----- Exercise material
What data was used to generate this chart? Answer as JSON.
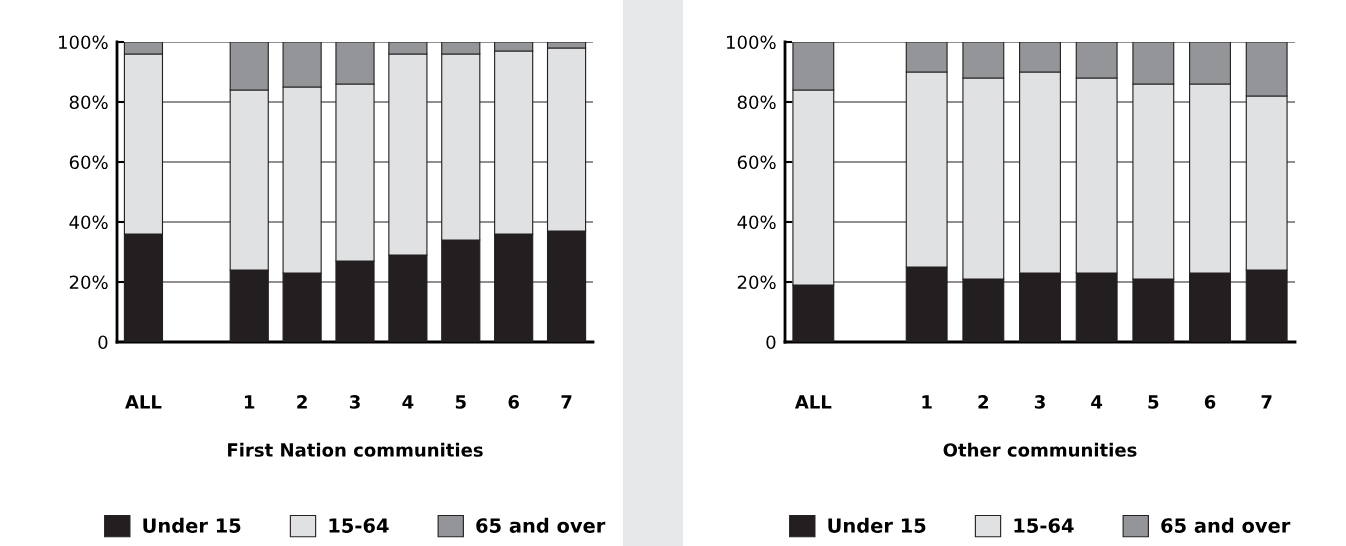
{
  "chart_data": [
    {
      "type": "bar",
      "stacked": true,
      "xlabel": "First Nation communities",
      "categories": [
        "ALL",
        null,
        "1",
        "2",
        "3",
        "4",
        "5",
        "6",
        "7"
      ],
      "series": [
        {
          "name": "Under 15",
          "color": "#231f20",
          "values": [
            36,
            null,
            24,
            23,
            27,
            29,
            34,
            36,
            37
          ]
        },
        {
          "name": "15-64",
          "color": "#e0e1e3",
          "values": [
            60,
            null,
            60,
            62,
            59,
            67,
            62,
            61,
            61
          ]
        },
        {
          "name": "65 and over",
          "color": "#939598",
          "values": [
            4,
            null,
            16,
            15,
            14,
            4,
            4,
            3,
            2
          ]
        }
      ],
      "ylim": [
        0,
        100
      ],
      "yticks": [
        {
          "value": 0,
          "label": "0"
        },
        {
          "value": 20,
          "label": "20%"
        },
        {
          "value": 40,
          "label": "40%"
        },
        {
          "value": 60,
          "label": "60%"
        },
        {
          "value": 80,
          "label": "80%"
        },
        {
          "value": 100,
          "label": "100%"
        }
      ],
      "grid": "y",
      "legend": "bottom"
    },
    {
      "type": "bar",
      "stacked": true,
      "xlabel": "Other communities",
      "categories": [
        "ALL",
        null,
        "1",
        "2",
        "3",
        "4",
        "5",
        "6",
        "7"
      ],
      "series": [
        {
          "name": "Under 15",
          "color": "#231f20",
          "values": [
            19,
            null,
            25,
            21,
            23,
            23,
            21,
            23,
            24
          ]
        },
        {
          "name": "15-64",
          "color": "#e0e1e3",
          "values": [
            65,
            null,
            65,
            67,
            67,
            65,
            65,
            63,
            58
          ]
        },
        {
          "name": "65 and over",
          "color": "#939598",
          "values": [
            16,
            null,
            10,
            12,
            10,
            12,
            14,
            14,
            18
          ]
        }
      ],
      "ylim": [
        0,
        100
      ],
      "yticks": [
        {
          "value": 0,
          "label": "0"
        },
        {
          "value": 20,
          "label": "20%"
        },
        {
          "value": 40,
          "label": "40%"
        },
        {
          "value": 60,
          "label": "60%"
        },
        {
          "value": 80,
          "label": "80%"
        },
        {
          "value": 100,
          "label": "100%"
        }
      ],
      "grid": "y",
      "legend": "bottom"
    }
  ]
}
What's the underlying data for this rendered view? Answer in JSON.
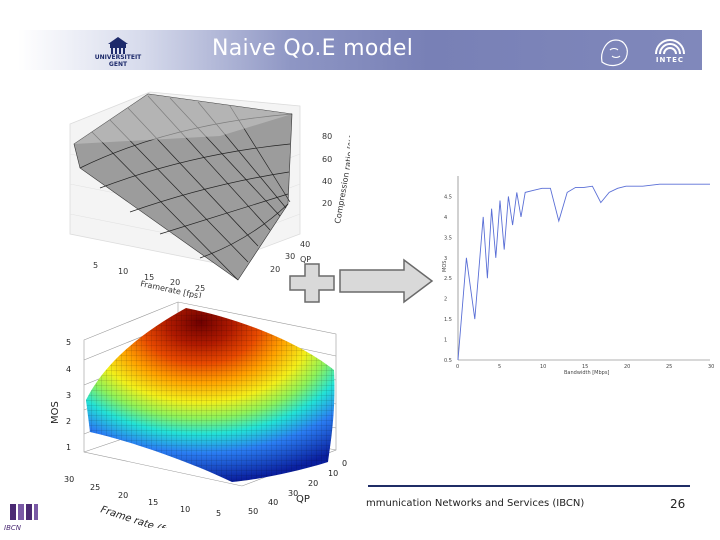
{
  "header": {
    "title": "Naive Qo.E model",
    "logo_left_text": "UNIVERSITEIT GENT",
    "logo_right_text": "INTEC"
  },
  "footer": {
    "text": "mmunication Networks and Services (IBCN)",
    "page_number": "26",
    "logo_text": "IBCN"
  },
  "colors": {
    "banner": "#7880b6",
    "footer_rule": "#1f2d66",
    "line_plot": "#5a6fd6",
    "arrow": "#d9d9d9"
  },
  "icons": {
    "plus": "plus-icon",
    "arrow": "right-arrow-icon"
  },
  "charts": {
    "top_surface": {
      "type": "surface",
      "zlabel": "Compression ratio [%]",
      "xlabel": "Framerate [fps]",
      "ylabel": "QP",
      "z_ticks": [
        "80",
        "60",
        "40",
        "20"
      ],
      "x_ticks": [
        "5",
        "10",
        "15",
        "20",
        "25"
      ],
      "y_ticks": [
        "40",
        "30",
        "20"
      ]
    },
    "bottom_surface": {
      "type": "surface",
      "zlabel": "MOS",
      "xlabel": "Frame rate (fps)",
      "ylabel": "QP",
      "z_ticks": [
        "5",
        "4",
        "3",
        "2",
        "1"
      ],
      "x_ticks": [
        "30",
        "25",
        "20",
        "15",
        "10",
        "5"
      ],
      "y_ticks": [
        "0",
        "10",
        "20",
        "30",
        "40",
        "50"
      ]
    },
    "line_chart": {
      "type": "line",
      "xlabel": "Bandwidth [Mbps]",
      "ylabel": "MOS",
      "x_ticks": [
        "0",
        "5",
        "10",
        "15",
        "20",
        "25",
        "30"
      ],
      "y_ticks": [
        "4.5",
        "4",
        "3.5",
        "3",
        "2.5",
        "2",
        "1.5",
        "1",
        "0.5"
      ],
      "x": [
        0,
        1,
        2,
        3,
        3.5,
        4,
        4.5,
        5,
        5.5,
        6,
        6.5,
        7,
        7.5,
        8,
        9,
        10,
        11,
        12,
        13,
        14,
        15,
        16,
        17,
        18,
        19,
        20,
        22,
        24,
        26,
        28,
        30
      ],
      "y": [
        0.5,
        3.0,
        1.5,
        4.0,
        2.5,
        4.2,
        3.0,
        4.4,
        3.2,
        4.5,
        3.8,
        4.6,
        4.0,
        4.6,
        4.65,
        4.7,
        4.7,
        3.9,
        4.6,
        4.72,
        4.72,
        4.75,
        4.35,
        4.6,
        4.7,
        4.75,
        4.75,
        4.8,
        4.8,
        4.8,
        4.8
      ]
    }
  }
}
----------
What is required: From the listing above, pick out each line where the word "this" appears.

The solution:
What data was used to generate this chart? Answer as JSON.
What's the underlying data for this rendered view? Answer in JSON.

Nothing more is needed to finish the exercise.